What you have to do: Please quote the material exactly, every line of it.

------ Exercise inputs ------

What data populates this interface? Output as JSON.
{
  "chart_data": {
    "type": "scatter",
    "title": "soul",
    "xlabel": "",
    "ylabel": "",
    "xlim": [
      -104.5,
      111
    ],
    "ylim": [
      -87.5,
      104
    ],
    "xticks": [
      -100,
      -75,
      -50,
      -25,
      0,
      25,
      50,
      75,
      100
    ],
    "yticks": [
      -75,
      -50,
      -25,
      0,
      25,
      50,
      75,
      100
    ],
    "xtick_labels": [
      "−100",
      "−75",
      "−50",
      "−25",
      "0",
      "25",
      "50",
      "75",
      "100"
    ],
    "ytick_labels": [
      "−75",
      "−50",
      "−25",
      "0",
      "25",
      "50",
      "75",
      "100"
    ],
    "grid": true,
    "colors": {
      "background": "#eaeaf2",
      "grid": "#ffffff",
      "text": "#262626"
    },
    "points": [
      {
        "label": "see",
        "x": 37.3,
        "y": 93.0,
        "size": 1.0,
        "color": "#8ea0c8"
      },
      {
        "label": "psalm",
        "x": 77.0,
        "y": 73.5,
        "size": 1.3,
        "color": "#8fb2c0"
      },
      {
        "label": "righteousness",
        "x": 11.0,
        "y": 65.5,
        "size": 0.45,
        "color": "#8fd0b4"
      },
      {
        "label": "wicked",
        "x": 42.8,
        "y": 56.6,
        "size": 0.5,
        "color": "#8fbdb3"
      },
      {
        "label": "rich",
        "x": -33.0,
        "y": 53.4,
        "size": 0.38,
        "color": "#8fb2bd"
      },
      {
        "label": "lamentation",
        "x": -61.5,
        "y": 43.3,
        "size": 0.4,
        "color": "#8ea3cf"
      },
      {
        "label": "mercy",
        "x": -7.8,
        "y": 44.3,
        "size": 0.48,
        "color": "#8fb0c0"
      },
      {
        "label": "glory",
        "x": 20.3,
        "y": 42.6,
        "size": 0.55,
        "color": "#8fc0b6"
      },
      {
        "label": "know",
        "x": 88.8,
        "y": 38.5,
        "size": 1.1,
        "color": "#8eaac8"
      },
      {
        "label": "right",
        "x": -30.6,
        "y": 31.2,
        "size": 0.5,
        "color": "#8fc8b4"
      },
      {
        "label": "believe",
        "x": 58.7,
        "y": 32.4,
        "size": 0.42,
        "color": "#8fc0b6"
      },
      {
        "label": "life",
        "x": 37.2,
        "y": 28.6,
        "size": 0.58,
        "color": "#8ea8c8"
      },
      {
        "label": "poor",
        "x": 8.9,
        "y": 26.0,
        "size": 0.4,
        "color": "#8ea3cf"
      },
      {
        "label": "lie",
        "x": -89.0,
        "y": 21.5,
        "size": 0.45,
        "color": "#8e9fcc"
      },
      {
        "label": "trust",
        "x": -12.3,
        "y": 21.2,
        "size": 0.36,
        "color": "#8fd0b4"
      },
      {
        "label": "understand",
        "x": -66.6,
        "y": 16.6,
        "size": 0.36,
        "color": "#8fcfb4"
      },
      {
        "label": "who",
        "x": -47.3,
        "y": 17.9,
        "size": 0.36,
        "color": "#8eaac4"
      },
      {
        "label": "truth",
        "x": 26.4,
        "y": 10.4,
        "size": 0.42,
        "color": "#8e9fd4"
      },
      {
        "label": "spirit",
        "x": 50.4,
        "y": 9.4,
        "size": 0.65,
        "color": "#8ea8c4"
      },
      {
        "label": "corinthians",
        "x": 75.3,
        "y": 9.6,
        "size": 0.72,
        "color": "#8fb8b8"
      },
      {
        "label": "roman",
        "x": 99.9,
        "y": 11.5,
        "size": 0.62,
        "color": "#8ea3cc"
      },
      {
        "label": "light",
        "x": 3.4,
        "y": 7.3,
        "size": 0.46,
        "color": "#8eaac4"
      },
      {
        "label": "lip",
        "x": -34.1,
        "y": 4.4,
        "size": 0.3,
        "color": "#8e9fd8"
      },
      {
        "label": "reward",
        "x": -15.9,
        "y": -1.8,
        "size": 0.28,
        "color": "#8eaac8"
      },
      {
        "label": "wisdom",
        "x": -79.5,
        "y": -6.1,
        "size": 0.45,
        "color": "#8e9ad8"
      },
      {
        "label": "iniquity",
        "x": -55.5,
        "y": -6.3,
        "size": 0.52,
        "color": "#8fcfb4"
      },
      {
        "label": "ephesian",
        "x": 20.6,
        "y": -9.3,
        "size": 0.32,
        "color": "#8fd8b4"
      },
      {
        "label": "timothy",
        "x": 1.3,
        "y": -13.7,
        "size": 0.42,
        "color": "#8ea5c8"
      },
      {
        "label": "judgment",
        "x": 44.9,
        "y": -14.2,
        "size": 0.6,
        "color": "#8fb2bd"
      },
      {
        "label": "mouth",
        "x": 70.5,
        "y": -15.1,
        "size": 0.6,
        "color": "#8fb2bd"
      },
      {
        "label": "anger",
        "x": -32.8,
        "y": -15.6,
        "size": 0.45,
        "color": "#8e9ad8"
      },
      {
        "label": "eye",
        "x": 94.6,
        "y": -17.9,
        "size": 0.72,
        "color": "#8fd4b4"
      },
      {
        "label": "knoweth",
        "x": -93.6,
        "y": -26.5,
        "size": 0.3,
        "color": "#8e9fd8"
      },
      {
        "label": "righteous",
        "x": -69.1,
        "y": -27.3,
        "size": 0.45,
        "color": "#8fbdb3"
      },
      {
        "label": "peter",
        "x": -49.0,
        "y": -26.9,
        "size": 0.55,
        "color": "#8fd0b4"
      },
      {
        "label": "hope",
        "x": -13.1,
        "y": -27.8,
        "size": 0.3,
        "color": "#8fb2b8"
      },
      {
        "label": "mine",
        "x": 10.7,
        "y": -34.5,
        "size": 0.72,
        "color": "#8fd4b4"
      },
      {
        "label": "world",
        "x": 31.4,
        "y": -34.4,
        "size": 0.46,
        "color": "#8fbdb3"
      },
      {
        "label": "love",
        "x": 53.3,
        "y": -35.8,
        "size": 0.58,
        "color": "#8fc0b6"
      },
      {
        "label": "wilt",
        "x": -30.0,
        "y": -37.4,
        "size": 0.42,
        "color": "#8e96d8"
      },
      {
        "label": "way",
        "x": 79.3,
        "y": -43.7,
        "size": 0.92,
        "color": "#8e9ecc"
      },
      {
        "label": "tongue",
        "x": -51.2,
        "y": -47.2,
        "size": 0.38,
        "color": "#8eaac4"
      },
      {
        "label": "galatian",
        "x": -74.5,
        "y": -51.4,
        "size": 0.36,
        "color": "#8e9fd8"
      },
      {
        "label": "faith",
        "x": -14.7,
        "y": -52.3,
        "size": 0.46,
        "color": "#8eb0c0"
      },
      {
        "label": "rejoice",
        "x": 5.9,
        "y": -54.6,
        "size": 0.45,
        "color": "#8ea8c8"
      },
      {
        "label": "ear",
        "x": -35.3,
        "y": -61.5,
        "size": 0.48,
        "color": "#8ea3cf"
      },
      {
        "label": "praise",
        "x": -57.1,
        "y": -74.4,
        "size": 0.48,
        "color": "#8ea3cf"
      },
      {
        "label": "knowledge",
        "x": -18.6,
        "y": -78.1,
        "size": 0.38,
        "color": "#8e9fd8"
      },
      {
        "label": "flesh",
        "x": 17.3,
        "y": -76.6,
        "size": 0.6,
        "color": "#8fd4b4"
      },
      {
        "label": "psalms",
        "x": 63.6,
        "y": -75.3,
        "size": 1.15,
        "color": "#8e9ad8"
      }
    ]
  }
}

------

The solution:
What data populates this interface? Output as JSON.
{
  "chart_data": {
    "type": "scatter",
    "title": "soul",
    "xlabel": "",
    "ylabel": "",
    "xlim": [
      -104.5,
      111
    ],
    "ylim": [
      -87.5,
      104
    ],
    "xticks": [
      -100,
      -75,
      -50,
      -25,
      0,
      25,
      50,
      75,
      100
    ],
    "yticks": [
      -75,
      -50,
      -25,
      0,
      25,
      50,
      75,
      100
    ],
    "xtick_labels": [
      "−100",
      "−75",
      "−50",
      "−25",
      "0",
      "25",
      "50",
      "75",
      "100"
    ],
    "ytick_labels": [
      "−75",
      "−50",
      "−25",
      "0",
      "25",
      "50",
      "75",
      "100"
    ],
    "grid": true,
    "colors": {
      "background": "#eaeaf2",
      "grid": "#ffffff",
      "text": "#262626"
    },
    "points": [
      {
        "label": "see",
        "x": 37.3,
        "y": 93.0,
        "size": 1.0,
        "color": "#8ea0c8"
      },
      {
        "label": "psalm",
        "x": 77.0,
        "y": 73.5,
        "size": 1.3,
        "color": "#8fb2c0"
      },
      {
        "label": "righteousness",
        "x": 11.0,
        "y": 65.5,
        "size": 0.45,
        "color": "#8fd0b4"
      },
      {
        "label": "wicked",
        "x": 42.8,
        "y": 56.6,
        "size": 0.5,
        "color": "#8fbdb3"
      },
      {
        "label": "rich",
        "x": -33.0,
        "y": 53.4,
        "size": 0.38,
        "color": "#8fb2bd"
      },
      {
        "label": "lamentation",
        "x": -61.5,
        "y": 43.3,
        "size": 0.4,
        "color": "#8ea3cf"
      },
      {
        "label": "mercy",
        "x": -7.8,
        "y": 44.3,
        "size": 0.48,
        "color": "#8fb0c0"
      },
      {
        "label": "glory",
        "x": 20.3,
        "y": 42.6,
        "size": 0.55,
        "color": "#8fc0b6"
      },
      {
        "label": "know",
        "x": 88.8,
        "y": 38.5,
        "size": 1.1,
        "color": "#8eaac8"
      },
      {
        "label": "right",
        "x": -30.6,
        "y": 31.2,
        "size": 0.5,
        "color": "#8fc8b4"
      },
      {
        "label": "believe",
        "x": 58.7,
        "y": 32.4,
        "size": 0.42,
        "color": "#8fc0b6"
      },
      {
        "label": "life",
        "x": 37.2,
        "y": 28.6,
        "size": 0.58,
        "color": "#8ea8c8"
      },
      {
        "label": "poor",
        "x": 8.9,
        "y": 26.0,
        "size": 0.4,
        "color": "#8ea3cf"
      },
      {
        "label": "lie",
        "x": -89.0,
        "y": 21.5,
        "size": 0.45,
        "color": "#8e9fcc"
      },
      {
        "label": "trust",
        "x": -12.3,
        "y": 21.2,
        "size": 0.36,
        "color": "#8fd0b4"
      },
      {
        "label": "understand",
        "x": -66.6,
        "y": 16.6,
        "size": 0.36,
        "color": "#8fcfb4"
      },
      {
        "label": "who",
        "x": -47.3,
        "y": 17.9,
        "size": 0.36,
        "color": "#8eaac4"
      },
      {
        "label": "truth",
        "x": 26.4,
        "y": 10.4,
        "size": 0.42,
        "color": "#8e9fd4"
      },
      {
        "label": "spirit",
        "x": 50.4,
        "y": 9.4,
        "size": 0.65,
        "color": "#8ea8c4"
      },
      {
        "label": "corinthians",
        "x": 75.3,
        "y": 9.6,
        "size": 0.72,
        "color": "#8fb8b8"
      },
      {
        "label": "roman",
        "x": 99.9,
        "y": 11.5,
        "size": 0.62,
        "color": "#8ea3cc"
      },
      {
        "label": "light",
        "x": 3.4,
        "y": 7.3,
        "size": 0.46,
        "color": "#8eaac4"
      },
      {
        "label": "lip",
        "x": -34.1,
        "y": 4.4,
        "size": 0.3,
        "color": "#8e9fd8"
      },
      {
        "label": "reward",
        "x": -15.9,
        "y": -1.8,
        "size": 0.28,
        "color": "#8eaac8"
      },
      {
        "label": "wisdom",
        "x": -79.5,
        "y": -6.1,
        "size": 0.45,
        "color": "#8e9ad8"
      },
      {
        "label": "iniquity",
        "x": -55.5,
        "y": -6.3,
        "size": 0.52,
        "color": "#8fcfb4"
      },
      {
        "label": "ephesian",
        "x": 20.6,
        "y": -9.3,
        "size": 0.32,
        "color": "#8fd8b4"
      },
      {
        "label": "timothy",
        "x": 1.3,
        "y": -13.7,
        "size": 0.42,
        "color": "#8ea5c8"
      },
      {
        "label": "judgment",
        "x": 44.9,
        "y": -14.2,
        "size": 0.6,
        "color": "#8fb2bd"
      },
      {
        "label": "mouth",
        "x": 70.5,
        "y": -15.1,
        "size": 0.6,
        "color": "#8fb2bd"
      },
      {
        "label": "anger",
        "x": -32.8,
        "y": -15.6,
        "size": 0.45,
        "color": "#8e9ad8"
      },
      {
        "label": "eye",
        "x": 94.6,
        "y": -17.9,
        "size": 0.72,
        "color": "#8fd4b4"
      },
      {
        "label": "knoweth",
        "x": -93.6,
        "y": -26.5,
        "size": 0.3,
        "color": "#8e9fd8"
      },
      {
        "label": "righteous",
        "x": -69.1,
        "y": -27.3,
        "size": 0.45,
        "color": "#8fbdb3"
      },
      {
        "label": "peter",
        "x": -49.0,
        "y": -26.9,
        "size": 0.55,
        "color": "#8fd0b4"
      },
      {
        "label": "hope",
        "x": -13.1,
        "y": -27.8,
        "size": 0.3,
        "color": "#8fb2b8"
      },
      {
        "label": "mine",
        "x": 10.7,
        "y": -34.5,
        "size": 0.72,
        "color": "#8fd4b4"
      },
      {
        "label": "world",
        "x": 31.4,
        "y": -34.4,
        "size": 0.46,
        "color": "#8fbdb3"
      },
      {
        "label": "love",
        "x": 53.3,
        "y": -35.8,
        "size": 0.58,
        "color": "#8fc0b6"
      },
      {
        "label": "wilt",
        "x": -30.0,
        "y": -37.4,
        "size": 0.42,
        "color": "#8e96d8"
      },
      {
        "label": "way",
        "x": 79.3,
        "y": -43.7,
        "size": 0.92,
        "color": "#8e9ecc"
      },
      {
        "label": "tongue",
        "x": -51.2,
        "y": -47.2,
        "size": 0.38,
        "color": "#8eaac4"
      },
      {
        "label": "galatian",
        "x": -74.5,
        "y": -51.4,
        "size": 0.36,
        "color": "#8e9fd8"
      },
      {
        "label": "faith",
        "x": -14.7,
        "y": -52.3,
        "size": 0.46,
        "color": "#8eb0c0"
      },
      {
        "label": "rejoice",
        "x": 5.9,
        "y": -54.6,
        "size": 0.45,
        "color": "#8ea8c8"
      },
      {
        "label": "ear",
        "x": -35.3,
        "y": -61.5,
        "size": 0.48,
        "color": "#8ea3cf"
      },
      {
        "label": "praise",
        "x": -57.1,
        "y": -74.4,
        "size": 0.48,
        "color": "#8ea3cf"
      },
      {
        "label": "knowledge",
        "x": -18.6,
        "y": -78.1,
        "size": 0.38,
        "color": "#8e9fd8"
      },
      {
        "label": "flesh",
        "x": 17.3,
        "y": -76.6,
        "size": 0.6,
        "color": "#8fd4b4"
      },
      {
        "label": "psalms",
        "x": 63.6,
        "y": -75.3,
        "size": 1.15,
        "color": "#8e9ad8"
      }
    ]
  }
}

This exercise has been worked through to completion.